* **EXERCISE DIRECTIONS**: Report every line in the listing that contains the string "this".

* **AVAILABLE DATA**:

------------------------------------------------------------------------

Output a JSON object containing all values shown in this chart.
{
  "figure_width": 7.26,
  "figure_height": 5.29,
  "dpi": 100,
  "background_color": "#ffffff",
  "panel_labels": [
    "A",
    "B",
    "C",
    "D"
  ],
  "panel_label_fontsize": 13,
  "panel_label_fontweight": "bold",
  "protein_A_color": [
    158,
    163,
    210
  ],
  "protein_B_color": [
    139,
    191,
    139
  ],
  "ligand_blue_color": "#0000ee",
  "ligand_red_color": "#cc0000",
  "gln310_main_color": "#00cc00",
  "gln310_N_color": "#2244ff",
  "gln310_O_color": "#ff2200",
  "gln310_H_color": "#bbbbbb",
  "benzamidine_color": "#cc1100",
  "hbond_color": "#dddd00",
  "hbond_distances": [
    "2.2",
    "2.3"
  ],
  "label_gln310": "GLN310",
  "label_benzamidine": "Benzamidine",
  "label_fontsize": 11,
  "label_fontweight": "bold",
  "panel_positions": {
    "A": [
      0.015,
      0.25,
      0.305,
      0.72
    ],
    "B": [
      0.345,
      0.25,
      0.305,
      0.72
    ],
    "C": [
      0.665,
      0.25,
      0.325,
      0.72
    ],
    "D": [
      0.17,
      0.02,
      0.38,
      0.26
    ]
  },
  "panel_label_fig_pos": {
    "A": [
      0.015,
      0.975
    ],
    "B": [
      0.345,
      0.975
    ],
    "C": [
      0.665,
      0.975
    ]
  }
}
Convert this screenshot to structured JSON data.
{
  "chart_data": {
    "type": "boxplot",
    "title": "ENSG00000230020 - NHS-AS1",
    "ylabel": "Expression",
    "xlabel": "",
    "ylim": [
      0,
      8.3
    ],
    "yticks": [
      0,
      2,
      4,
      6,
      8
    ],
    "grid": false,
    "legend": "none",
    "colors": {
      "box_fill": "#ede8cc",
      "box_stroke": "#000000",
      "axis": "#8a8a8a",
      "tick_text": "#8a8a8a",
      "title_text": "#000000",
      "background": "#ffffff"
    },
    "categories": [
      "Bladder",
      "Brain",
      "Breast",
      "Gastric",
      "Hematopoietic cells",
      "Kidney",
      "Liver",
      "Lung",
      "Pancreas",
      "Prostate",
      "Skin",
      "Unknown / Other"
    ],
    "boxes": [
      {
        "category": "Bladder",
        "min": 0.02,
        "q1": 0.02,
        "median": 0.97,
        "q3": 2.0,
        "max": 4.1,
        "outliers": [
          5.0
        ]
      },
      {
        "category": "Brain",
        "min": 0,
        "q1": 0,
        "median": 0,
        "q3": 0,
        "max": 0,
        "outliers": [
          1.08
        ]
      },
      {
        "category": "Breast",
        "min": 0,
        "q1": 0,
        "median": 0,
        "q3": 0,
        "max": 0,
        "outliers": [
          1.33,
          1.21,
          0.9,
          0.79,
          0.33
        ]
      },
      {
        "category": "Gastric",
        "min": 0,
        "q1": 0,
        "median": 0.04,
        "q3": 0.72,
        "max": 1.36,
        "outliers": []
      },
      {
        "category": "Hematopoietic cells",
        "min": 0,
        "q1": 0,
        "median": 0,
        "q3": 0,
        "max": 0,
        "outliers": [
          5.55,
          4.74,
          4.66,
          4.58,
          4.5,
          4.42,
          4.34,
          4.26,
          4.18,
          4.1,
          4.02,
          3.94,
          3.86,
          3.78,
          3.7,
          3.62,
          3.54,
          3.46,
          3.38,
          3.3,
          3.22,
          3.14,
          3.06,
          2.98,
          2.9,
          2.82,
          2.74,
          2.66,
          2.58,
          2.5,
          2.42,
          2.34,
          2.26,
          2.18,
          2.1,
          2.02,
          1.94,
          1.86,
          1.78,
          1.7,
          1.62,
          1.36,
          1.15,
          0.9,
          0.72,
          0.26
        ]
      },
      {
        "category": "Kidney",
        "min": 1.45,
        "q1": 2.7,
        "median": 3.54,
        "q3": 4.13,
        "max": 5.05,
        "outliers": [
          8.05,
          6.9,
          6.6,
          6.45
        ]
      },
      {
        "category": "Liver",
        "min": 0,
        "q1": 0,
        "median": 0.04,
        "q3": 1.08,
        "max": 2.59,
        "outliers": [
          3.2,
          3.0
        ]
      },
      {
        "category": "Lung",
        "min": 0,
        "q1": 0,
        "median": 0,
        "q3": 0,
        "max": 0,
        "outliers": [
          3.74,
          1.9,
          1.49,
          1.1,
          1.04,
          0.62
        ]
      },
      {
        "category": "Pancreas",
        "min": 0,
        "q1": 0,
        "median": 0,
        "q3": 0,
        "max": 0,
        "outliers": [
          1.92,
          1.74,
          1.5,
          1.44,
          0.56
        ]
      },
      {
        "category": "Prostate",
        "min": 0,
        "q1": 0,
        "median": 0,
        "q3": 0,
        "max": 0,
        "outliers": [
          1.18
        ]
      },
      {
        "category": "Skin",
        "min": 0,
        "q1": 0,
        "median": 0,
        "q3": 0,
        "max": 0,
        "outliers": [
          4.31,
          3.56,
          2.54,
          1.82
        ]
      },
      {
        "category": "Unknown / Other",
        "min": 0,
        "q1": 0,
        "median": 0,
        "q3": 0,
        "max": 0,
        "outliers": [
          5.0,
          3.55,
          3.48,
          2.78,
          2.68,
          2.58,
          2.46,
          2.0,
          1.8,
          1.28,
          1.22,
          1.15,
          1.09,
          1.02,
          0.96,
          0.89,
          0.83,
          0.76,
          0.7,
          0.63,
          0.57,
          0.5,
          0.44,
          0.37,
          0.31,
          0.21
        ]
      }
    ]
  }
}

------------------------------------------------------------------------

* **YOUR SOLUTION**:
Output a JSON object containing all values shown in this chart.
Convert this screenshot to structured JSON data.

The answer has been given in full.